■ What to produce:
Copy out each line that has "Апреля" in it.

■ Dataset records:
* * * * *
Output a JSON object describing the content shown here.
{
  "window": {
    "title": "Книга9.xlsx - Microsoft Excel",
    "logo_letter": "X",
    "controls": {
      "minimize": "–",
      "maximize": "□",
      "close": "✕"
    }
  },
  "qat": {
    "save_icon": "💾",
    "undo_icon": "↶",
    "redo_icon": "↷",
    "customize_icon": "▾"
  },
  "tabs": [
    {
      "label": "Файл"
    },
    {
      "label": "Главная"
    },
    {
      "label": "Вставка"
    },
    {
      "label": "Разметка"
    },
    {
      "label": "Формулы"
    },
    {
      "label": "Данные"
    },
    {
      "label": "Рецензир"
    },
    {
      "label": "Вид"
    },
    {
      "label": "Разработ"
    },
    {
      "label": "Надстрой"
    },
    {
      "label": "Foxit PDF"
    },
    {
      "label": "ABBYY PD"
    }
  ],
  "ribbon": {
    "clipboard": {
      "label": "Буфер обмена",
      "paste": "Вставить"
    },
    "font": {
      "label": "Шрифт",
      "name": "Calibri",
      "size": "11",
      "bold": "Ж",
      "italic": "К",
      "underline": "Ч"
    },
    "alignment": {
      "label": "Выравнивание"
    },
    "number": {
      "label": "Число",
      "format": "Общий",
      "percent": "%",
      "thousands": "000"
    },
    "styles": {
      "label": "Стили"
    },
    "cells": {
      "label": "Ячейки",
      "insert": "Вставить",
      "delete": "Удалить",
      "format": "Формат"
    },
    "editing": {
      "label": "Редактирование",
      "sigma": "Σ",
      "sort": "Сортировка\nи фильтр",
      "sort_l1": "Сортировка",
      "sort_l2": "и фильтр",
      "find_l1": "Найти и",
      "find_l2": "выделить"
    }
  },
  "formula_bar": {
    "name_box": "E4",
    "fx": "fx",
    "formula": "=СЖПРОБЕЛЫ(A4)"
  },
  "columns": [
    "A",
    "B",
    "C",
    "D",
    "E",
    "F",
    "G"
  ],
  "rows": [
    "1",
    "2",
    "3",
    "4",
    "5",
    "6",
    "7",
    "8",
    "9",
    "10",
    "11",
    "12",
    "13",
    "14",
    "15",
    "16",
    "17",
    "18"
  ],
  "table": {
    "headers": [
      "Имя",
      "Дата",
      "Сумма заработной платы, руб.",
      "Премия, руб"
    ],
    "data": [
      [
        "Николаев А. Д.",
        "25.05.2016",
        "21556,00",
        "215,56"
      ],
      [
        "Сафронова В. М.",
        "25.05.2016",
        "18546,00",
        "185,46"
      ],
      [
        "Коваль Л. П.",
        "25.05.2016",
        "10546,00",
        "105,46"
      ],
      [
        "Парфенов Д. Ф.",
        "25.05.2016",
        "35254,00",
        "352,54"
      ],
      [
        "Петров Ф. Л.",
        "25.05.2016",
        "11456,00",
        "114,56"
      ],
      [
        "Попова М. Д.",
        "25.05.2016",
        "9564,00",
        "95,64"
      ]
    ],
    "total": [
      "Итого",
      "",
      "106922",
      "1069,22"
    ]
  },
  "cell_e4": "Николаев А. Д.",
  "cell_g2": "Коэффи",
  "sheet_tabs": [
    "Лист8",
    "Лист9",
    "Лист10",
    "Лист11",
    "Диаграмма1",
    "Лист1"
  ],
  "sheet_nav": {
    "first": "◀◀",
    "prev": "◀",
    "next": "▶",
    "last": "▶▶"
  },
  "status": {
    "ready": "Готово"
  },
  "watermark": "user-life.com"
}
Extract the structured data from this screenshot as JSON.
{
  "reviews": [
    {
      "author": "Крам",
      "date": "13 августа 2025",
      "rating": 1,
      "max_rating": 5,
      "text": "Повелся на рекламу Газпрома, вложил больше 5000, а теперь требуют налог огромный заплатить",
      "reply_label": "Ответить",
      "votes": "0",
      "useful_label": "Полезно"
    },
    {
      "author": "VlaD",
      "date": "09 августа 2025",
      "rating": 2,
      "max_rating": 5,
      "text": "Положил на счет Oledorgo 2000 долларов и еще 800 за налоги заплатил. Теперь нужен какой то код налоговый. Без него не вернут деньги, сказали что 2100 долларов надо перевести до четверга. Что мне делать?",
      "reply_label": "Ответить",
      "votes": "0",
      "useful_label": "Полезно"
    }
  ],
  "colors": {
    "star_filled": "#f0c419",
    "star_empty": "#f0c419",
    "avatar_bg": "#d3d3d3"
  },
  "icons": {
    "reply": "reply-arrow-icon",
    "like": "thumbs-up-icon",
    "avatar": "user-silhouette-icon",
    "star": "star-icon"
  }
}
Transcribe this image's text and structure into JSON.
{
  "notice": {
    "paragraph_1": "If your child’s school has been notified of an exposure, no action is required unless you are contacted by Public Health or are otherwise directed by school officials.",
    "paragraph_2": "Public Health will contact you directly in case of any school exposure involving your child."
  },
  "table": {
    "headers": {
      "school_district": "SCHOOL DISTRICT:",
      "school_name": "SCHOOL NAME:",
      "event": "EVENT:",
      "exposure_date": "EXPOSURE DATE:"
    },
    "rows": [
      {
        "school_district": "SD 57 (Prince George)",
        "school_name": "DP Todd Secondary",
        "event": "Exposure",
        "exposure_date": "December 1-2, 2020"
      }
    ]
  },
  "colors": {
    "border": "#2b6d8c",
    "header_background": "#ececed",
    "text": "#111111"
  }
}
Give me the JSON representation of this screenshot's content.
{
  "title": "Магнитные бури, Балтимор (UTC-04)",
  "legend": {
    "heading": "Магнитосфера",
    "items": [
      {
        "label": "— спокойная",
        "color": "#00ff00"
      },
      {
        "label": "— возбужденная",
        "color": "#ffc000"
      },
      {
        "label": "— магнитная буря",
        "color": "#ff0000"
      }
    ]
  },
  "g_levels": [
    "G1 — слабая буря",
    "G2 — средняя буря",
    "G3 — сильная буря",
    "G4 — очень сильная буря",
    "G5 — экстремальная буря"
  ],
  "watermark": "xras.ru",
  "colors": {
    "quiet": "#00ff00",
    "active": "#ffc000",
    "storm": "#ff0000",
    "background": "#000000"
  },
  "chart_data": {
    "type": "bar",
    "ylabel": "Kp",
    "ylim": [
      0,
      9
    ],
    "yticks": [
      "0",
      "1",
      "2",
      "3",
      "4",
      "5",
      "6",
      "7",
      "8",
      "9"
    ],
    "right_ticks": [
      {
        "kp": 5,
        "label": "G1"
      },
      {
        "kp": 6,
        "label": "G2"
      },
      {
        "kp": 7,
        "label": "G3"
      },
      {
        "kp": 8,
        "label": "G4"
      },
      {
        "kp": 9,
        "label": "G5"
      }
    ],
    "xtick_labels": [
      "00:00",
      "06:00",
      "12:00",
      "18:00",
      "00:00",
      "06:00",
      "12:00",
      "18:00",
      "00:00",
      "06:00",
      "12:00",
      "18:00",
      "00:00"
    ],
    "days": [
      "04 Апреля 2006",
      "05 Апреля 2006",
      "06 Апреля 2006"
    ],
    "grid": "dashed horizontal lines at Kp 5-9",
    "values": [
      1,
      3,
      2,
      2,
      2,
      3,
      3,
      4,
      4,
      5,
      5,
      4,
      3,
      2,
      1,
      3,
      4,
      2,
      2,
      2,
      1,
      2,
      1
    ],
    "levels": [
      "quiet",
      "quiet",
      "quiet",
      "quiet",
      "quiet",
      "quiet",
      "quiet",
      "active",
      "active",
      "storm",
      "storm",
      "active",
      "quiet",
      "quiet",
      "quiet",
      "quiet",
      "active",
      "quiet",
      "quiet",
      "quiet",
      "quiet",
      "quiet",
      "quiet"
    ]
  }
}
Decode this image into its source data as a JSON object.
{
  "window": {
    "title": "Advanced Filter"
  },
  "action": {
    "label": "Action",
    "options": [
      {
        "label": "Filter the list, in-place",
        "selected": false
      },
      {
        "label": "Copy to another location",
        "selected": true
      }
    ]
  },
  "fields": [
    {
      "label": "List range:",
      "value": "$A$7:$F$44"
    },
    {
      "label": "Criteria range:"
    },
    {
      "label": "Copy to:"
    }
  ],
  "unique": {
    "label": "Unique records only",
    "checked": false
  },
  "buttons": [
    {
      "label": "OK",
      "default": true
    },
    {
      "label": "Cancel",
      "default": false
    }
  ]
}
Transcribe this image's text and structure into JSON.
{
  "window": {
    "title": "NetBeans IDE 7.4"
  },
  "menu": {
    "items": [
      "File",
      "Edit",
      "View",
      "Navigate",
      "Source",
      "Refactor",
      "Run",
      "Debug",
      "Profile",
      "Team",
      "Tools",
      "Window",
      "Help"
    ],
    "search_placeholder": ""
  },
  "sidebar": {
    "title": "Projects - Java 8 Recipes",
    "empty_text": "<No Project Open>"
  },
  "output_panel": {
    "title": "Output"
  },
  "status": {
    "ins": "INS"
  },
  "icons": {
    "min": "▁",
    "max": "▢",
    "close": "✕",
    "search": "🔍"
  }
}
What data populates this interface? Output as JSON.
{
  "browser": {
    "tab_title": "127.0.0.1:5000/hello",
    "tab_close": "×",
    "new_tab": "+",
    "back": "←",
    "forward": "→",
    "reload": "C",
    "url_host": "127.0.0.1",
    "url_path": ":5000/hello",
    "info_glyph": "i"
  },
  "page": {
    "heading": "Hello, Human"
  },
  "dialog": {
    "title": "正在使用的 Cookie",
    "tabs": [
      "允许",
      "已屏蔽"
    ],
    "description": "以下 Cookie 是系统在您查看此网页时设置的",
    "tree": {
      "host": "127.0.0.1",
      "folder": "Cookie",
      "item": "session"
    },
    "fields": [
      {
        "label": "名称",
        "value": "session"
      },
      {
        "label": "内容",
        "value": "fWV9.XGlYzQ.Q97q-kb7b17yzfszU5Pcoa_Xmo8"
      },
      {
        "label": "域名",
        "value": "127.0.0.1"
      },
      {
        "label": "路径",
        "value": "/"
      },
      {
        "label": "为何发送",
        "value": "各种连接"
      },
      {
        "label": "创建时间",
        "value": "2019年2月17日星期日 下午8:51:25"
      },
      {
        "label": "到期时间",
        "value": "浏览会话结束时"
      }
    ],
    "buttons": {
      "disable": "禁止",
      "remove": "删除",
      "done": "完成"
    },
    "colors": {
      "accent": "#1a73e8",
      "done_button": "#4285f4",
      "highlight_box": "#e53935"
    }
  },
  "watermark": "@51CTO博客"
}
* * * * *
■ Answer for this exercise:
      "04 Апреля 2006",
      "05 Апреля 2006",
      "06 Апреля 2006"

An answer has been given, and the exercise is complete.